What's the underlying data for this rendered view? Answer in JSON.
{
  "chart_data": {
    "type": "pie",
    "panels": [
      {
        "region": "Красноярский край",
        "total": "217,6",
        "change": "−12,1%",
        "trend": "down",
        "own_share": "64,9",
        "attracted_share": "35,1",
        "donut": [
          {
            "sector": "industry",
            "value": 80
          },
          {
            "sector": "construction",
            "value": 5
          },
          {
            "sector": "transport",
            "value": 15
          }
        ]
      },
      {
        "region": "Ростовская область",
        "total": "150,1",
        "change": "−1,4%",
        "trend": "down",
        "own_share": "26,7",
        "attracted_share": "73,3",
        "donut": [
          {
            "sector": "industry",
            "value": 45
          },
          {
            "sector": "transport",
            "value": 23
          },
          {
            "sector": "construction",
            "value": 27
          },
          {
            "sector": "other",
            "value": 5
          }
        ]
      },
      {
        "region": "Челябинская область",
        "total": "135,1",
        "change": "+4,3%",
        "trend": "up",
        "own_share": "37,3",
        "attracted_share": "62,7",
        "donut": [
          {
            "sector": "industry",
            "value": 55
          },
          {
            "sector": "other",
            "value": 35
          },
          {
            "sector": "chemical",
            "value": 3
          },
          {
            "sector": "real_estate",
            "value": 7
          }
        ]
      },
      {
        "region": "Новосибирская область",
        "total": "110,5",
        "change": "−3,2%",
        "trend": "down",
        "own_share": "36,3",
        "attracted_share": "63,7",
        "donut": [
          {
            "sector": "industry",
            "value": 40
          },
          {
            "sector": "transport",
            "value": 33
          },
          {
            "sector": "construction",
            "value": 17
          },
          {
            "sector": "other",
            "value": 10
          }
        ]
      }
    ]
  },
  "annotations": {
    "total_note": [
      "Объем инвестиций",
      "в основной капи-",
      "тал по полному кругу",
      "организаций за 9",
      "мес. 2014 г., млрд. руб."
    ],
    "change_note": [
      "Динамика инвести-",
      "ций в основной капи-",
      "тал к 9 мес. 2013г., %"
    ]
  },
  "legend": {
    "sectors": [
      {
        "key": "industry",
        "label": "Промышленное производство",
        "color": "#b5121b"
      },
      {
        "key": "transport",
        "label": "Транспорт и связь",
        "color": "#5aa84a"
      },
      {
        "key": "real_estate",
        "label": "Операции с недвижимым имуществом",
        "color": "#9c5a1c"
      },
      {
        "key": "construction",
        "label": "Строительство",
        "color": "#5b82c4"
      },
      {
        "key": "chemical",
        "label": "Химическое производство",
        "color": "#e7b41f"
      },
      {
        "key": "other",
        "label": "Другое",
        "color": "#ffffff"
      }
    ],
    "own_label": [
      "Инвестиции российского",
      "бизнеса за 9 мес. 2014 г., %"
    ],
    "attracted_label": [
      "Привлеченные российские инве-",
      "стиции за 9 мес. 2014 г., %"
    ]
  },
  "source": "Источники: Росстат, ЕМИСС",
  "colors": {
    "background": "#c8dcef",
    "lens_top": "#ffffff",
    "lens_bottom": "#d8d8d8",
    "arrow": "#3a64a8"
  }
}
--
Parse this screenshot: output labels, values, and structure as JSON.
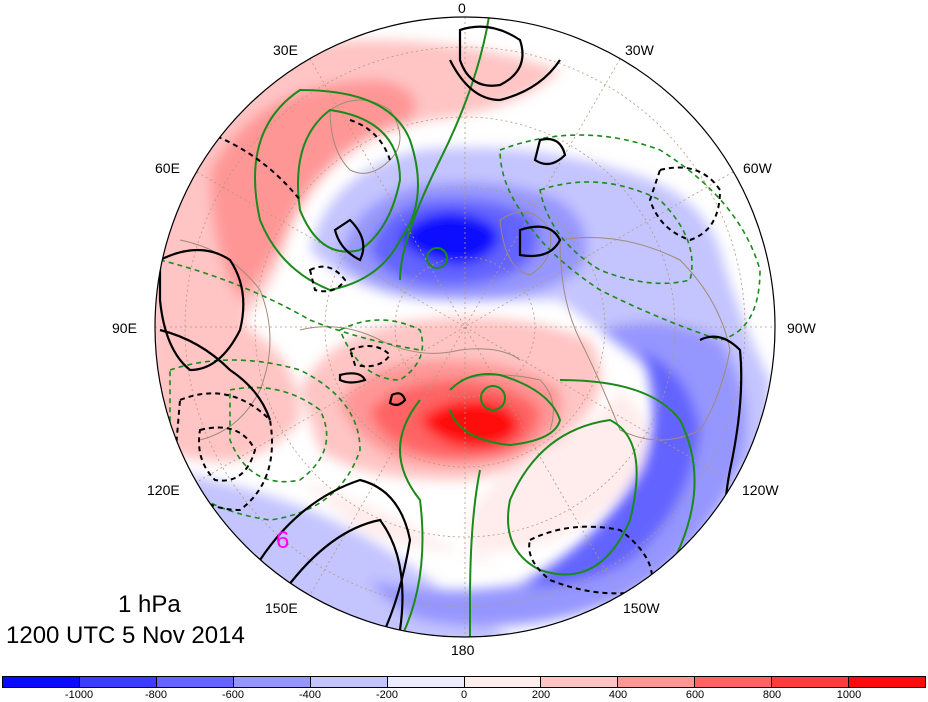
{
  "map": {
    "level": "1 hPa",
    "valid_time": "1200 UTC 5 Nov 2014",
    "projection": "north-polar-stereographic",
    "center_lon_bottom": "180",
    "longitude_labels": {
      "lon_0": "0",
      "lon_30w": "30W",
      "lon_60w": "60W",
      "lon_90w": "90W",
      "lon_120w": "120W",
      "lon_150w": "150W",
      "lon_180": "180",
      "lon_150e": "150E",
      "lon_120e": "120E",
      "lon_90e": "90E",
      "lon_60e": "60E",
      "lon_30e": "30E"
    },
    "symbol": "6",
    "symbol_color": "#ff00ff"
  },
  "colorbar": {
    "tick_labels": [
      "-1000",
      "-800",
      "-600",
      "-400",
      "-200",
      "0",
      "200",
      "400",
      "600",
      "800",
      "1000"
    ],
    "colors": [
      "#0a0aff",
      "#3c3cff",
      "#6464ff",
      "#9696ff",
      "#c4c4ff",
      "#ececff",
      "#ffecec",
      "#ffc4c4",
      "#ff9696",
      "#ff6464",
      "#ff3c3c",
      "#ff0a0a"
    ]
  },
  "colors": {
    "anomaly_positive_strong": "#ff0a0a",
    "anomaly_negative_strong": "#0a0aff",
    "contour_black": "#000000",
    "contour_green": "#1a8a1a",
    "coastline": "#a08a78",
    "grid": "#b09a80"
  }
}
---
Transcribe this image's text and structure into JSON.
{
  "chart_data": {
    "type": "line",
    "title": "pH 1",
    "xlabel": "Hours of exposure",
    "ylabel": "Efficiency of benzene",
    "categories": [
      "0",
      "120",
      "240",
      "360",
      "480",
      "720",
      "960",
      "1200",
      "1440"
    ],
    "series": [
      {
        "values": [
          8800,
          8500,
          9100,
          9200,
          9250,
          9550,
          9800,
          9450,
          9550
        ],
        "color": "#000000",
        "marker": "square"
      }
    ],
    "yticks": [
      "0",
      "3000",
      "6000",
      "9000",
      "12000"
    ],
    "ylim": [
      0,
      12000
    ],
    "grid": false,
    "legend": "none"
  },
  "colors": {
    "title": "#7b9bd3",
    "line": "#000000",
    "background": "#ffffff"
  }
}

(Written problem): Check the data for the word "region" and pull out the lines that have it.

(Output below):
        "region": "Красноярский край",
        "region": "Ростовская область",
        "region": "Челябинская область",
        "region": "Новосибирская область",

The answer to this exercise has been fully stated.